Copy out all lines where "type" appears.

ITEMS —
--------------------------------

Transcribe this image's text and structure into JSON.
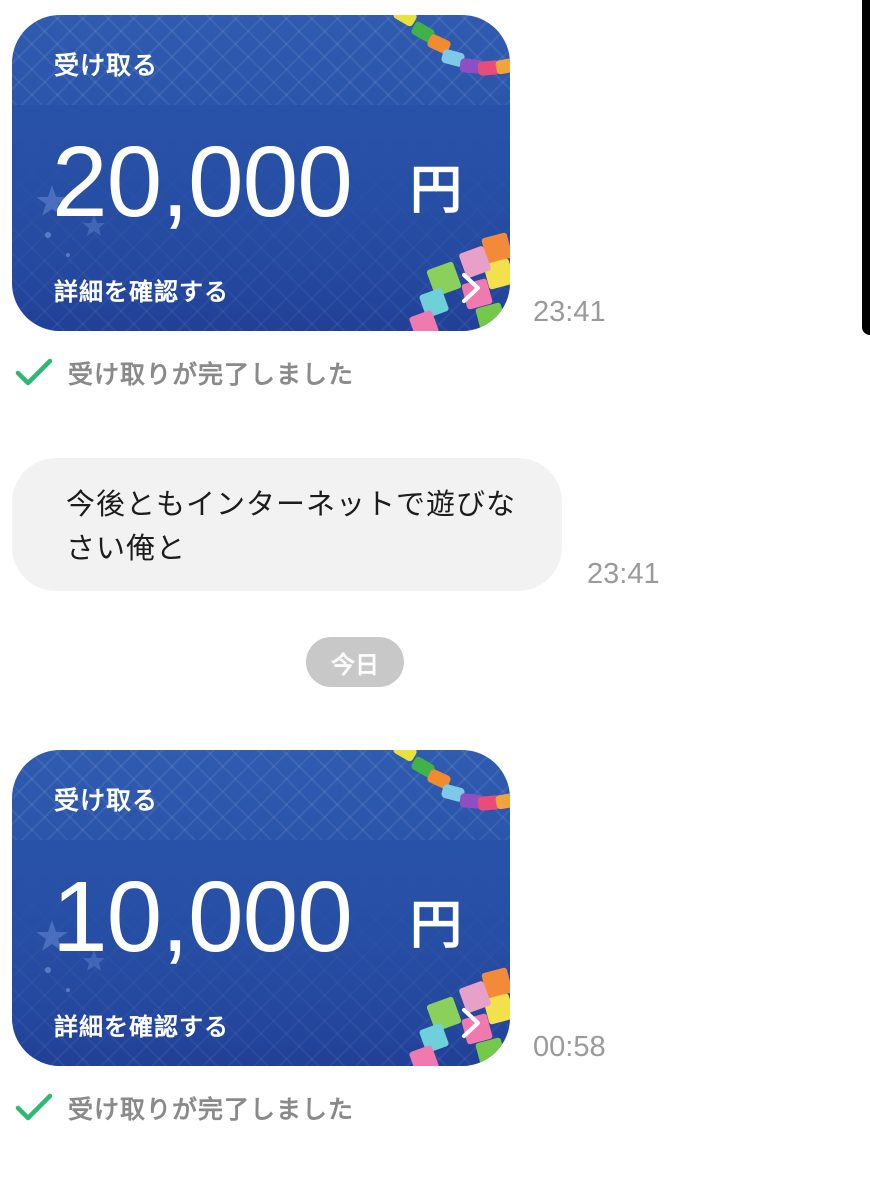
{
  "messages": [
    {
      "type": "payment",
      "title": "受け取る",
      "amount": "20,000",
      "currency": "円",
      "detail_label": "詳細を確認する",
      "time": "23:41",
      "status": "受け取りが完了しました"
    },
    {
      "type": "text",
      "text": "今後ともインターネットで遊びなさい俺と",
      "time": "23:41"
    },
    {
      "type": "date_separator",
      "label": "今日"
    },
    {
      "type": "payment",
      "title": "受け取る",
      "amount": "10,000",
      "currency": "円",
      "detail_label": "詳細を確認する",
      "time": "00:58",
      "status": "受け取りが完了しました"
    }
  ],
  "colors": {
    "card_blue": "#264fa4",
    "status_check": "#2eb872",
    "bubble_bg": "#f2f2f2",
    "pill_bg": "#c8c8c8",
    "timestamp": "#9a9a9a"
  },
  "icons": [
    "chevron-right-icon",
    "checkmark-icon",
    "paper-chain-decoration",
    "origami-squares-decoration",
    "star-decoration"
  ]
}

--------------------------------

ANSWER TO THIS TASK —
      "type": "payment",
      "type": "text",
      "type": "date_separator",
      "type": "payment",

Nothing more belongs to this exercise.